## Begin Listed entries
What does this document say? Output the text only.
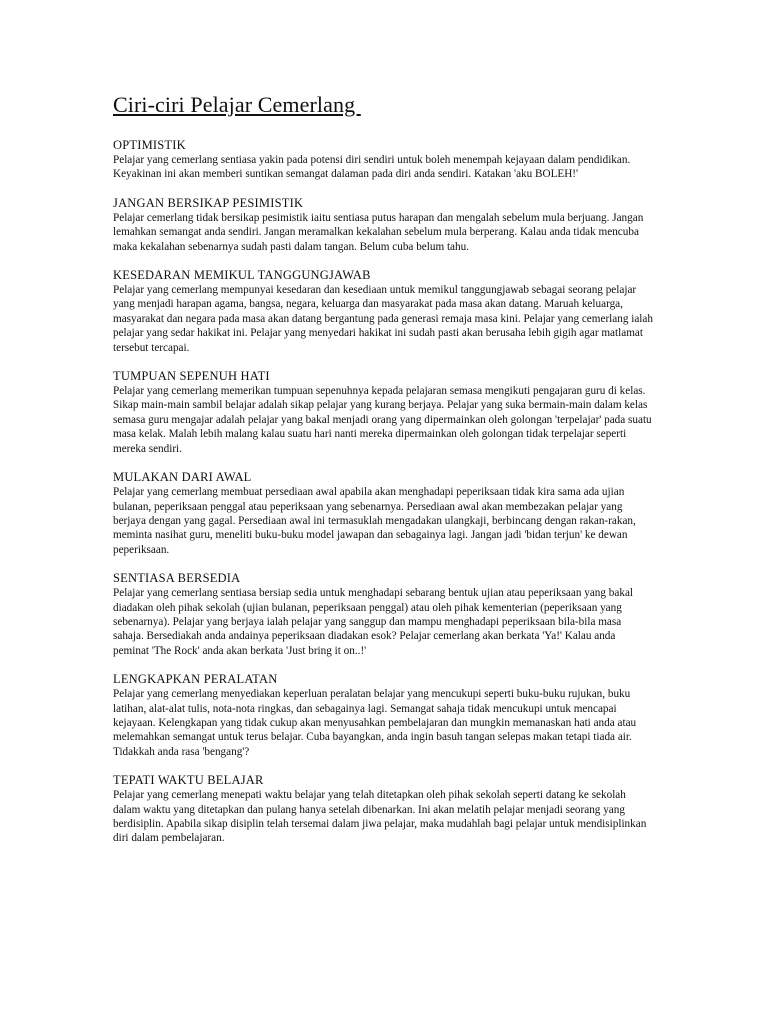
Ciri-ciri Pelajar Cemerlang
OPTIMISTIK

Pelajar yang cemerlang sentiasa yakin pada potensi diri sendiri untuk boleh menempah kejayaan dalam pendidikan. Keyakinan ini akan memberi suntikan semangat dalaman pada diri anda sendiri. Katakan 'aku BOLEH!'

JANGAN BERSIKAP PESIMISTIK

Pelajar cemerlang tidak bersikap pesimistik iaitu sentiasa putus harapan dan mengalah sebelum mula berjuang. Jangan lemahkan semangat anda sendiri. Jangan meramalkan kekalahan sebelum mula berperang. Kalau anda tidak mencuba maka kekalahan sebenarnya sudah pasti dalam tangan. Belum cuba belum tahu.

KESEDARAN MEMIKUL TANGGUNGJAWAB

Pelajar yang cemerlang mempunyai kesedaran dan kesediaan untuk memikul tanggungjawab sebagai seorang pelajar yang menjadi harapan agama, bangsa, negara, keluarga dan masyarakat pada masa akan datang. Maruah keluarga, masyarakat dan negara pada masa akan datang bergantung pada generasi remaja masa kini. Pelajar yang cemerlang ialah pelajar yang sedar hakikat ini. Pelajar yang menyedari hakikat ini sudah pasti akan berusaha lebih gigih agar matlamat tersebut tercapai.

TUMPUAN SEPENUH HATI

Pelajar yang cemerlang memerikan tumpuan sepenuhnya kepada pelajaran semasa mengikuti pengajaran guru di kelas. Sikap main-main sambil belajar adalah sikap pelajar yang kurang berjaya. Pelajar yang suka bermain-main dalam kelas semasa guru mengajar adalah pelajar yang bakal menjadi orang yang dipermainkan oleh golongan 'terpelajar' pada suatu masa kelak. Malah lebih malang kalau suatu hari nanti mereka dipermainkan oleh golongan tidak terpelajar seperti mereka sendiri.

MULAKAN DARI AWAL

Pelajar yang cemerlang membuat persediaan awal apabila akan menghadapi peperiksaan tidak kira sama ada ujian bulanan, peperiksaan penggal atau peperiksaan yang sebenarnya. Persediaan awal akan membezakan pelajar yang berjaya dengan yang gagal. Persediaan awal ini termasuklah mengadakan ulangkaji, berbincang dengan rakan-rakan, meminta nasihat guru, meneliti buku-buku model jawapan dan sebagainya lagi. Jangan jadi 'bidan terjun' ke dewan peperiksaan.

SENTIASA BERSEDIA

Pelajar yang cemerlang sentiasa bersiap sedia untuk menghadapi sebarang bentuk ujian atau peperiksaan yang bakal diadakan oleh pihak sekolah (ujian bulanan, peperiksaan penggal) atau oleh pihak kementerian (peperiksaan yang sebenarnya). Pelajar yang berjaya ialah pelajar yang sanggup dan mampu menghadapi peperiksaan bila-bila masa sahaja. Bersediakah anda andainya peperiksaan diadakan esok? Pelajar cemerlang akan berkata 'Ya!' Kalau anda peminat 'The Rock' anda akan berkata 'Just bring it on..!'

LENGKAPKAN PERALATAN

Pelajar yang cemerlang menyediakan keperluan peralatan belajar yang mencukupi seperti buku-buku rujukan, buku latihan, alat-alat tulis, nota-nota ringkas, dan sebagainya lagi. Semangat sahaja tidak mencukupi untuk mencapai kejayaan. Kelengkapan yang tidak cukup akan menyusahkan pembelajaran dan mungkin memanaskan hati anda atau melemahkan semangat untuk terus belajar. Cuba bayangkan, anda ingin basuh tangan selepas makan tetapi tiada air. Tidakkah anda rasa 'bengang'?

TEPATI WAKTU BELAJAR

Pelajar yang cemerlang menepati waktu belajar yang telah ditetapkan oleh pihak sekolah seperti datang ke sekolah dalam waktu yang ditetapkan dan pulang hanya setelah dibenarkan. Ini akan melatih pelajar menjadi seorang yang berdisiplin. Apabila sikap disiplin telah tersemai dalam jiwa pelajar, maka mudahlah bagi pelajar untuk mendisiplinkan diri dalam pembelajaran.
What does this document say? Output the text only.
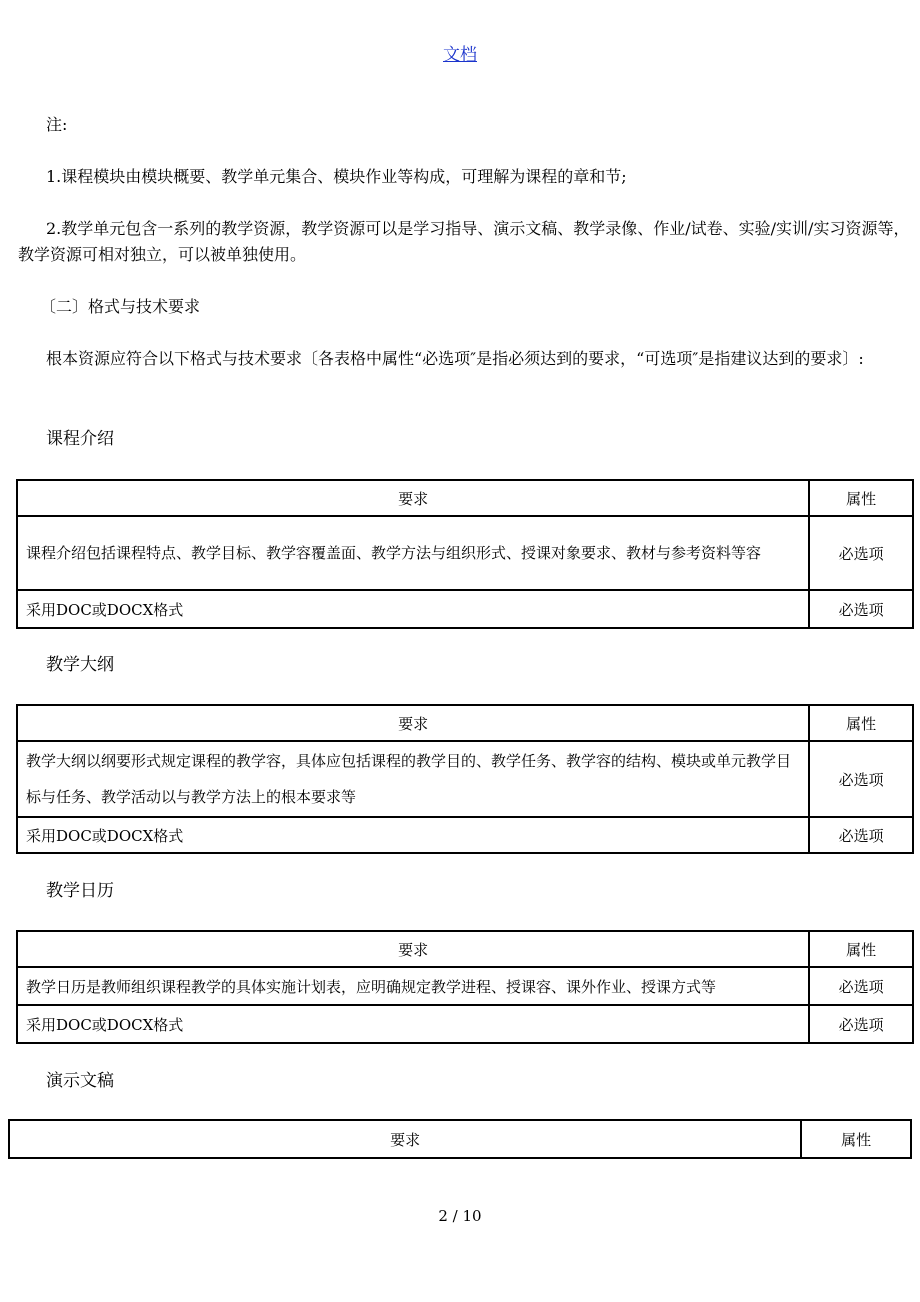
文档
注:
1.课程模块由模块概要、教学单元集合、模块作业等构成，可理解为课程的章和节;
2.教学单元包含一系列的教学资源，教学资源可以是学习指导、演示文稿、教学录像、作业/试卷、实验/实训/实习资源等，教学资源可相对独立，可以被单独使用。
〔二〕格式与技术要求
根本资源应符合以下格式与技术要求〔各表格中属性“必选项″是指必须达到的要求，“可选项″是指建议达到的要求〕:
课程介绍
要求	属性
课程介绍包括课程特点、教学目标、教学容覆盖面、教学方法与组织形式、授课对象要求、教材与参考资料等容	必选项
采用DOC或DOCX格式	必选项
教学大纲
要求	属性
教学大纲以纲要形式规定课程的教学容，具体应包括课程的教学目的、教学任务、教学容的结构、模块或单元教学目标与任务、教学活动以与教学方法上的根本要求等	必选项
采用DOC或DOCX格式	必选项
教学日历
要求	属性
教学日历是教师组织课程教学的具体实施计划表，应明确规定教学进程、授课容、课外作业、授课方式等	必选项
采用DOC或DOCX格式	必选项
演示文稿
要求	属性
2 / 10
## End Listed entries
— Exercise objective —
Write out every line of the data that holds the word "sekolah".

— Exercise solution —
Pelajar yang cemerlang sentiasa bersiap sedia untuk menghadapi sebarang bentuk ujian atau peperiksaan yang bakal diadakan oleh pihak sekolah (ujian bulanan, peperiksaan penggal) atau oleh pihak kementerian (peperiksaan yang sebenarnya). Pelajar yang berjaya ialah pelajar yang sanggup dan mampu menghadapi peperiksaan bila-bila masa sahaja. Bersediakah anda andainya peperiksaan diadakan esok? Pelajar cemerlang akan berkata 'Ya!' Kalau anda peminat 'The Rock' anda akan berkata 'Just bring it on..!'
Pelajar yang cemerlang menepati waktu belajar yang telah ditetapkan oleh pihak sekolah seperti datang ke sekolah dalam waktu yang ditetapkan dan pulang hanya setelah dibenarkan. Ini akan melatih pelajar menjadi seorang yang berdisiplin. Apabila sikap disiplin telah tersemai dalam jiwa pelajar, maka mudahlah bagi pelajar untuk mendisiplinkan diri dalam pembelajaran.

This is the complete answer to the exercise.